→ Exercise goal
Every line below that holds the string "coded" should be copied out.

[Dataset entries for page text]
━━━━━━

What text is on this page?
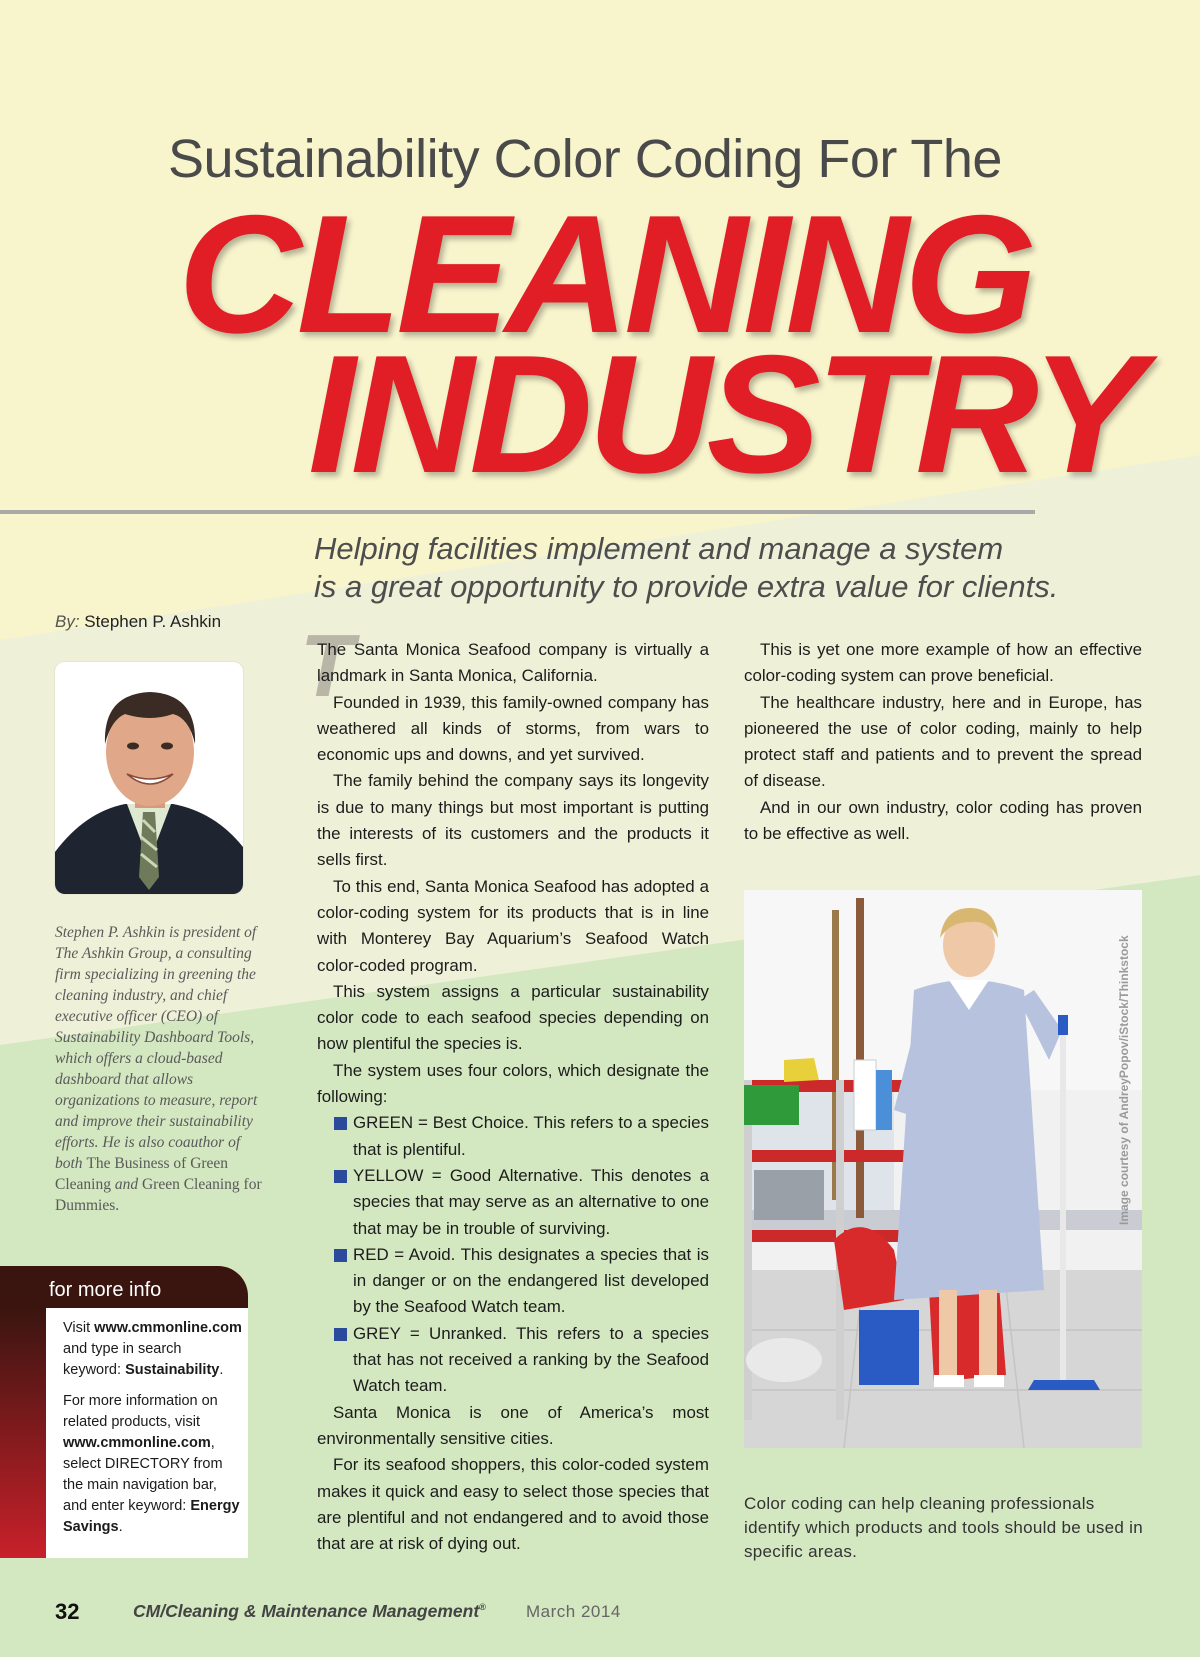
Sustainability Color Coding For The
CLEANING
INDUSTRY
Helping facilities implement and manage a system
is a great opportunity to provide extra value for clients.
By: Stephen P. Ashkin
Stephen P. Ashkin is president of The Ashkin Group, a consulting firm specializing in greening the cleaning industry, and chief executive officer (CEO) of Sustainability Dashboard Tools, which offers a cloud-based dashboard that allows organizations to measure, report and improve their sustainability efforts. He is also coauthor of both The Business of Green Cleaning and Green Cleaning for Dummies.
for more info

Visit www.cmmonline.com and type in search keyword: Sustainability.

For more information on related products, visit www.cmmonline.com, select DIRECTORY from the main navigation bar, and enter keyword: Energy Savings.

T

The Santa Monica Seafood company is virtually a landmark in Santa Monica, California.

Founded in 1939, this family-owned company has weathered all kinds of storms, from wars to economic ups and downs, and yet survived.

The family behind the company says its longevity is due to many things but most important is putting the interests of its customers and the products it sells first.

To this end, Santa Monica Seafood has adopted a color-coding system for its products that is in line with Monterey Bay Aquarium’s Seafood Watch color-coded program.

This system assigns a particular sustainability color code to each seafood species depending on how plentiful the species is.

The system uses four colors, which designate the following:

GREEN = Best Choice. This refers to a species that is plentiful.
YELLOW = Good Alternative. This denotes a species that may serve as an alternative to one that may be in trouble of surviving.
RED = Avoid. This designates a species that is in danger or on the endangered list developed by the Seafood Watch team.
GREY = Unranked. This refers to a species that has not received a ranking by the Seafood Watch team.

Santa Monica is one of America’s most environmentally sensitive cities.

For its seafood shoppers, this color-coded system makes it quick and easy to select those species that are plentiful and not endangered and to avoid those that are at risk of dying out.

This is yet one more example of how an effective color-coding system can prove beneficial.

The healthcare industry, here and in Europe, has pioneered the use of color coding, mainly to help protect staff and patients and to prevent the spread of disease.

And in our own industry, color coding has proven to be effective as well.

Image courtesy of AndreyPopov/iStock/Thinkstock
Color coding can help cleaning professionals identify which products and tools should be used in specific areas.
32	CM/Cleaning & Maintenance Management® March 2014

━━━━━━

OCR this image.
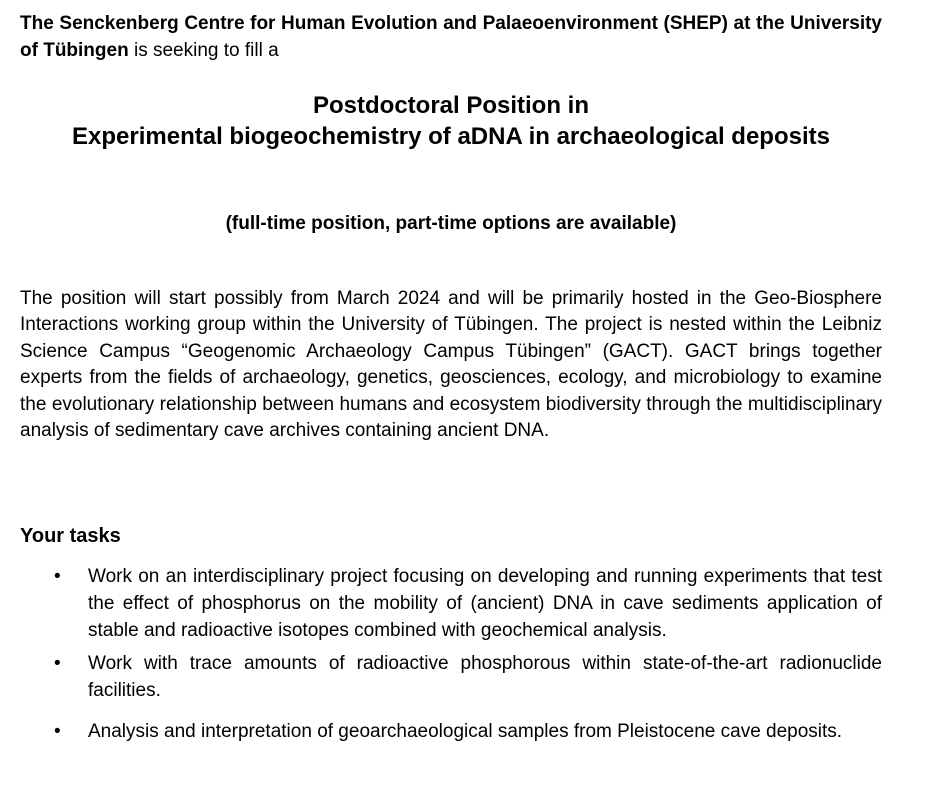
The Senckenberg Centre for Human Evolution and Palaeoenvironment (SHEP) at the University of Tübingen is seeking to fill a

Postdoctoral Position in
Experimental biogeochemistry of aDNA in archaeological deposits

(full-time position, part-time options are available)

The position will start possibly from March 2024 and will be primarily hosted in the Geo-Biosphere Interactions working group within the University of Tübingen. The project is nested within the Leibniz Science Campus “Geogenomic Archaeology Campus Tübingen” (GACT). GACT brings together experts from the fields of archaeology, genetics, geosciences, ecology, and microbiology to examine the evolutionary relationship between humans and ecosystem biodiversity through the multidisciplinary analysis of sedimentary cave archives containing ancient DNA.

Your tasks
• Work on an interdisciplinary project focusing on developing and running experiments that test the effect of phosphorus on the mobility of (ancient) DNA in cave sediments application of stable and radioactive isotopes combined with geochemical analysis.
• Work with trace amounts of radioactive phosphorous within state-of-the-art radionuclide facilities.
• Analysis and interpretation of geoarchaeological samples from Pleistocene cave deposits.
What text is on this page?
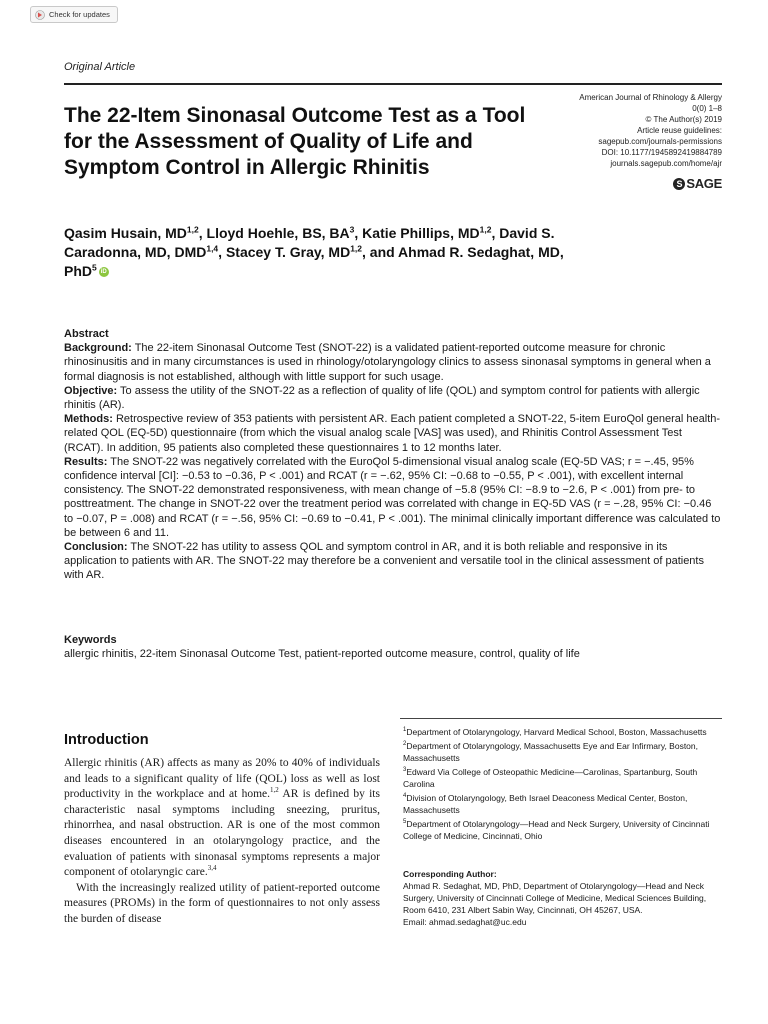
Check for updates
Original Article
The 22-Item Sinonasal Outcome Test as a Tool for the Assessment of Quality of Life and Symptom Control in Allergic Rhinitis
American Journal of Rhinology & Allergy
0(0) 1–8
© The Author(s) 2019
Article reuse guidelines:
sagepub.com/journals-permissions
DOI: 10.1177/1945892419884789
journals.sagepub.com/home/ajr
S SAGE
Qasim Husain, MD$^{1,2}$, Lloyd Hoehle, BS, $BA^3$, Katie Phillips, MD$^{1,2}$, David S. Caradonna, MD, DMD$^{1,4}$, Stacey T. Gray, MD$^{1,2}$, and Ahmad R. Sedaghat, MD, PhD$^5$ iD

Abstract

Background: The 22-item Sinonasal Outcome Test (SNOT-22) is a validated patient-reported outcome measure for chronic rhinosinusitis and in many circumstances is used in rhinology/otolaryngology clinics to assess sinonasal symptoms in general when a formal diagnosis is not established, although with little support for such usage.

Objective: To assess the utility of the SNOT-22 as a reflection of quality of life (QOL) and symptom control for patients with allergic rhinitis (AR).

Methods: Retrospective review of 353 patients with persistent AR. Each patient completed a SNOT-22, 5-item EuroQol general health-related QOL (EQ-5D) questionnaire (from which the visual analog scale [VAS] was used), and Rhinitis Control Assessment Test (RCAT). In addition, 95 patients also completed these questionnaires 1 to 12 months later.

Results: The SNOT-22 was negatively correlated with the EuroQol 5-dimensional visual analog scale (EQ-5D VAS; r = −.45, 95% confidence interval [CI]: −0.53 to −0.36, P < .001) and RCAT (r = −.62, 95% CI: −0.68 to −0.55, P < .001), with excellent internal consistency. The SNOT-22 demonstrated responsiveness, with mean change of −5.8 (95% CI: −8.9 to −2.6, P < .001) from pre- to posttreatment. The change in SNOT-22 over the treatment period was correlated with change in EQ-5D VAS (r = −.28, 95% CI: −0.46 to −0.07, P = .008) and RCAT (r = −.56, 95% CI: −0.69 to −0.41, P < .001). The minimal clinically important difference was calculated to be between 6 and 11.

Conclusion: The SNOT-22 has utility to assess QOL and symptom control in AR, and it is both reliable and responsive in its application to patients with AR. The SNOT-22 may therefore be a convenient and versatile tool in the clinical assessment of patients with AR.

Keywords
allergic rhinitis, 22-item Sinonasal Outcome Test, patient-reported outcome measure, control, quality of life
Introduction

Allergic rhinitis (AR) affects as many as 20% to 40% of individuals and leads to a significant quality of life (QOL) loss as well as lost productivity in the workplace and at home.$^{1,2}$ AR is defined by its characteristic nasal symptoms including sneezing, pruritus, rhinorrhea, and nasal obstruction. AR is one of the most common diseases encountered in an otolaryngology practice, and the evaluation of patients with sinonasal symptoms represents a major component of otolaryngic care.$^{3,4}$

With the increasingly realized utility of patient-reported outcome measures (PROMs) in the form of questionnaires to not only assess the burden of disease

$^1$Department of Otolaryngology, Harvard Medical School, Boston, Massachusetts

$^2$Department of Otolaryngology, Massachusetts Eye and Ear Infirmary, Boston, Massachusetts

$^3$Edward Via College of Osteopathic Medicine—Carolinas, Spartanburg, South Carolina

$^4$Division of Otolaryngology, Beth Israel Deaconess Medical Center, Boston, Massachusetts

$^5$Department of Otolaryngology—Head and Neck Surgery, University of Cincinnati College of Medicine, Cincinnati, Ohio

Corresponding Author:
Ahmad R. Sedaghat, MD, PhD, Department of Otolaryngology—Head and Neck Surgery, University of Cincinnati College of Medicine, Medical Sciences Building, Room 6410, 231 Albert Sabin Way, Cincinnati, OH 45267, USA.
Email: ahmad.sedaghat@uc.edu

━━━━━━

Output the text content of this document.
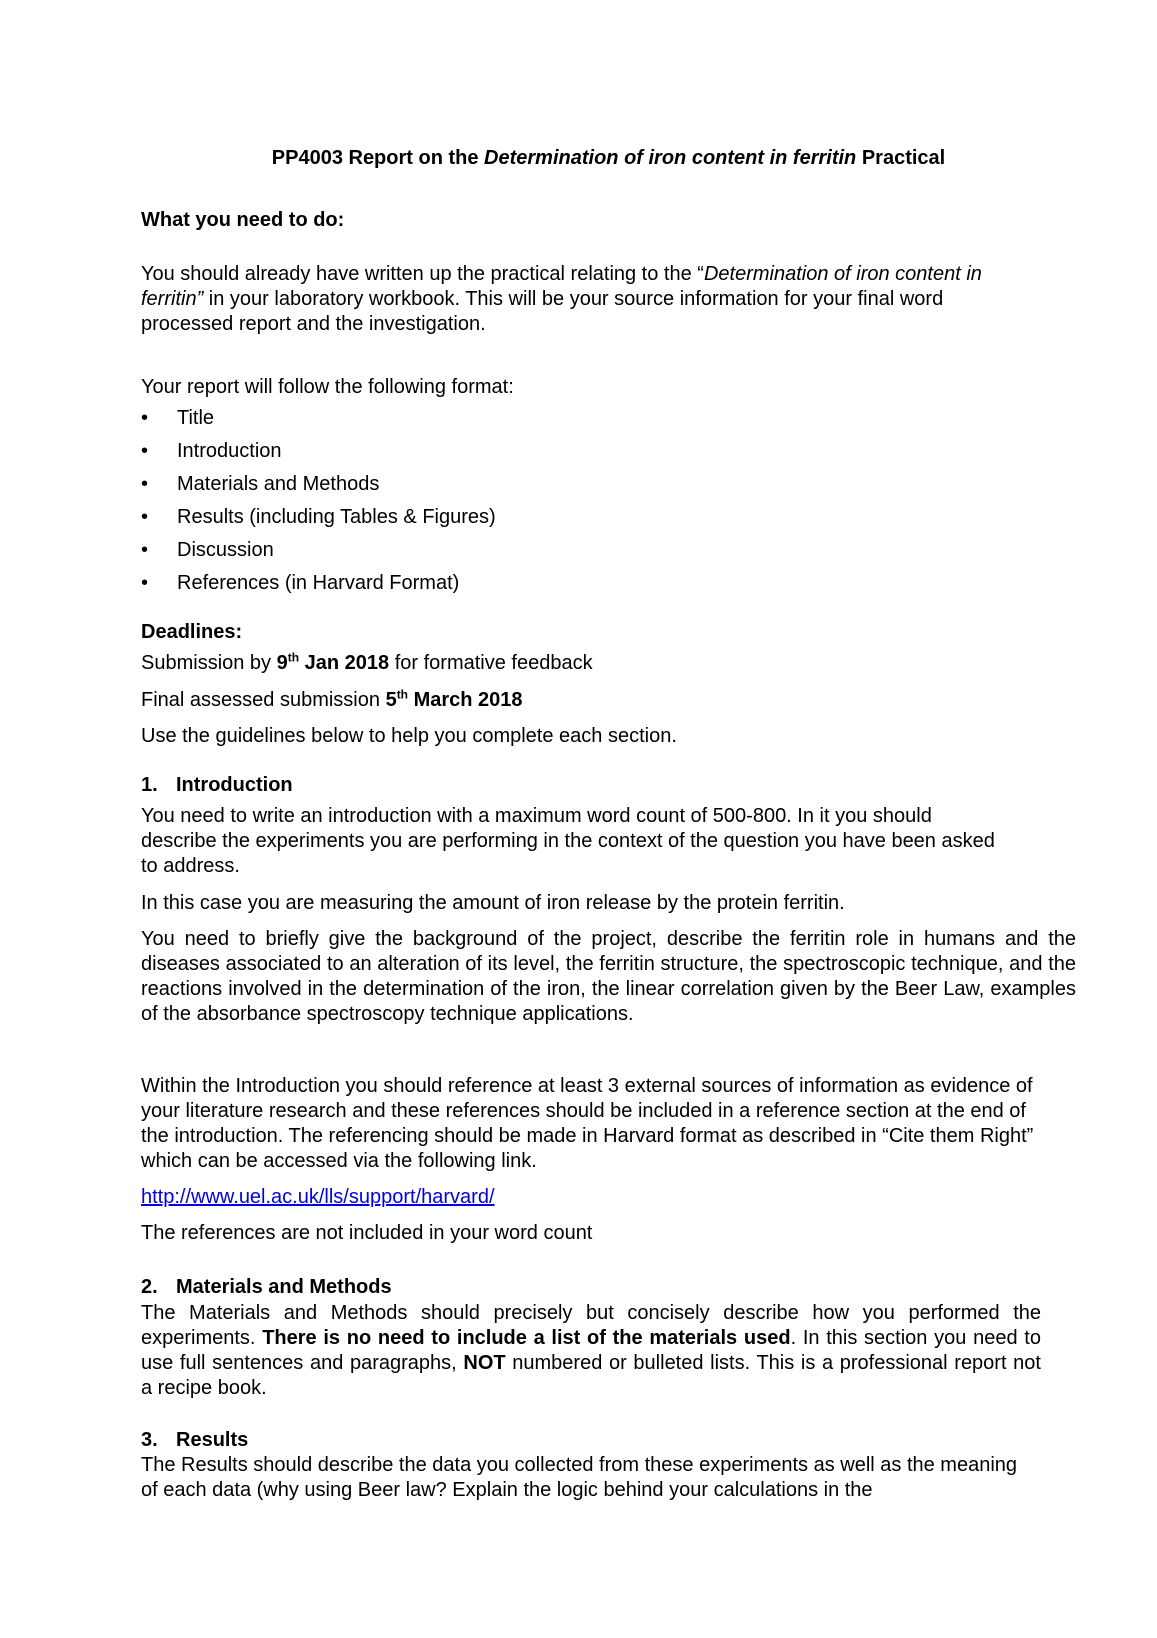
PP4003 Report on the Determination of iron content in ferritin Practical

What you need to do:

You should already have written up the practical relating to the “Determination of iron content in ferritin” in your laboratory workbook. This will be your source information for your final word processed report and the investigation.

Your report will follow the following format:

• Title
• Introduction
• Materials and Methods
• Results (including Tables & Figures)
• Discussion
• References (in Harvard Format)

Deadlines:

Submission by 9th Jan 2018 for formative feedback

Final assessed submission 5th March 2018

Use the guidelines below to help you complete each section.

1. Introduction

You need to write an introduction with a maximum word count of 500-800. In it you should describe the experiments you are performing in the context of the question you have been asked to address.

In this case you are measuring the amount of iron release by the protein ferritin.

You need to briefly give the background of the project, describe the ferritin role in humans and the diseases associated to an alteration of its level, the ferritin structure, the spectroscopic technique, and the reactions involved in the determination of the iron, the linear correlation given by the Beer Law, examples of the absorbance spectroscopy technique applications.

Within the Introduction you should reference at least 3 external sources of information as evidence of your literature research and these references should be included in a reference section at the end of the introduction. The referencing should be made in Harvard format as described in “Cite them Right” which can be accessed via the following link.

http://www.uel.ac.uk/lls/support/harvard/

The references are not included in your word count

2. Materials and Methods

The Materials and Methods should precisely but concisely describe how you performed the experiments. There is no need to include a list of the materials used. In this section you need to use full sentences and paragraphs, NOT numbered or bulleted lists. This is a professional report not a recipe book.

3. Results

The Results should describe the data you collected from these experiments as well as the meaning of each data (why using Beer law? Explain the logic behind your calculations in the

━━━━━━

→ Result for this exercise
To this end, Santa Monica Seafood has adopted a color-coding system for its products that is in line with Monterey Bay Aquarium’s Seafood Watch color-coded program.
For its seafood shoppers, this color-coded system makes it quick and easy to select those species that are plentiful and not endangered and to avoid those that are at risk of dying out.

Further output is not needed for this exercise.